## INFORMATION PROVIDED:
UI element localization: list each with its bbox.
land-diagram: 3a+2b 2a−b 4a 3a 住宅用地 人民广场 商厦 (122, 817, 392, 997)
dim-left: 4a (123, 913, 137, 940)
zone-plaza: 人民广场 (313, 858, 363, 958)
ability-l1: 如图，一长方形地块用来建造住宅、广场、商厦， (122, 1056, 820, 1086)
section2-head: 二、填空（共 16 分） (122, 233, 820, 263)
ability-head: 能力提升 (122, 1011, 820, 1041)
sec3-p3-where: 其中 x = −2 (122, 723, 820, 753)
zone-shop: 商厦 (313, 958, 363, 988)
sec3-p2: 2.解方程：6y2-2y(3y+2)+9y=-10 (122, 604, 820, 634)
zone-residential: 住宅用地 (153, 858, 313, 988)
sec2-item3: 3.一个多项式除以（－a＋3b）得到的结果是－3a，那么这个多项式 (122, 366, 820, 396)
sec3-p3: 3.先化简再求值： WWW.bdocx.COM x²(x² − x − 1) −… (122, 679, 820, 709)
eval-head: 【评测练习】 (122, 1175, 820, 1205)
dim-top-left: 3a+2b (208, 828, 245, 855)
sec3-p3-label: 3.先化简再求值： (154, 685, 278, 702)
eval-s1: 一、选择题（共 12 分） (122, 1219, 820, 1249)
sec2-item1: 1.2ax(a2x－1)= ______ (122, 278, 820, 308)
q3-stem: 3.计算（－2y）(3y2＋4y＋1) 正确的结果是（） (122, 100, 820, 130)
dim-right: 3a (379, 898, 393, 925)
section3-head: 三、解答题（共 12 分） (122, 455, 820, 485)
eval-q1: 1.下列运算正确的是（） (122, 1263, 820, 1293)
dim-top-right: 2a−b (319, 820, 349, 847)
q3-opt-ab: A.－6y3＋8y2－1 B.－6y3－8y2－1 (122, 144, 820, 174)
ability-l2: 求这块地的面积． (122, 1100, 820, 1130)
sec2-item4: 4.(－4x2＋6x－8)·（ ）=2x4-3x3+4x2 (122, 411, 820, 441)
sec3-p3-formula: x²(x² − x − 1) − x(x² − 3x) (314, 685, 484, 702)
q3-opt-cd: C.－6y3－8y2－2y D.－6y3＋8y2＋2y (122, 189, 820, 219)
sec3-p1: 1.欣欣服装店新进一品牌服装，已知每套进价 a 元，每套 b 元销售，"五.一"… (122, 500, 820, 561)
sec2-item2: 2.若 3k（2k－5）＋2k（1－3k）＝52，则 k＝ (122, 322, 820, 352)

* * *

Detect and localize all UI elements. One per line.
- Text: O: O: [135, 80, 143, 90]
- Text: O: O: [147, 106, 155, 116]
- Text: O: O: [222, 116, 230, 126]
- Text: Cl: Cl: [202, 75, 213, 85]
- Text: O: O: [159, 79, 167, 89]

--

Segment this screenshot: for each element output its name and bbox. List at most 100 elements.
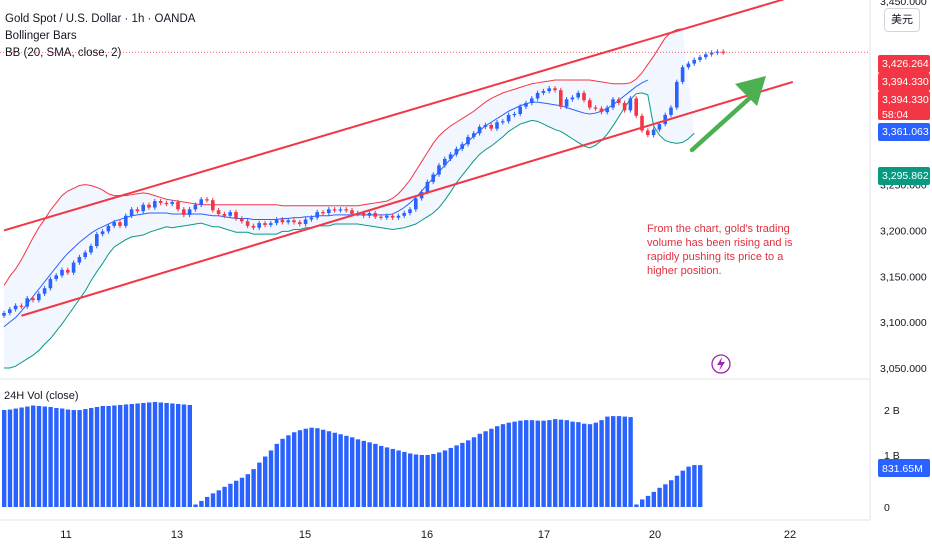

## SET EXERCISE:
Which lines, starting at the one containing "Detect and localize" and ending at the one containing "- Text: O: O: [159, 79, 167, 89]", come from the records above? Extract them and repeat them verbatim.

## OUTPUT BELOW:
Detect and localize all UI elements. One per line.
- Text: O: O: [135, 80, 143, 90]
- Text: O: O: [147, 106, 155, 116]
- Text: O: O: [222, 116, 230, 126]
- Text: Cl: Cl: [202, 75, 213, 85]
- Text: O: O: [159, 79, 167, 89]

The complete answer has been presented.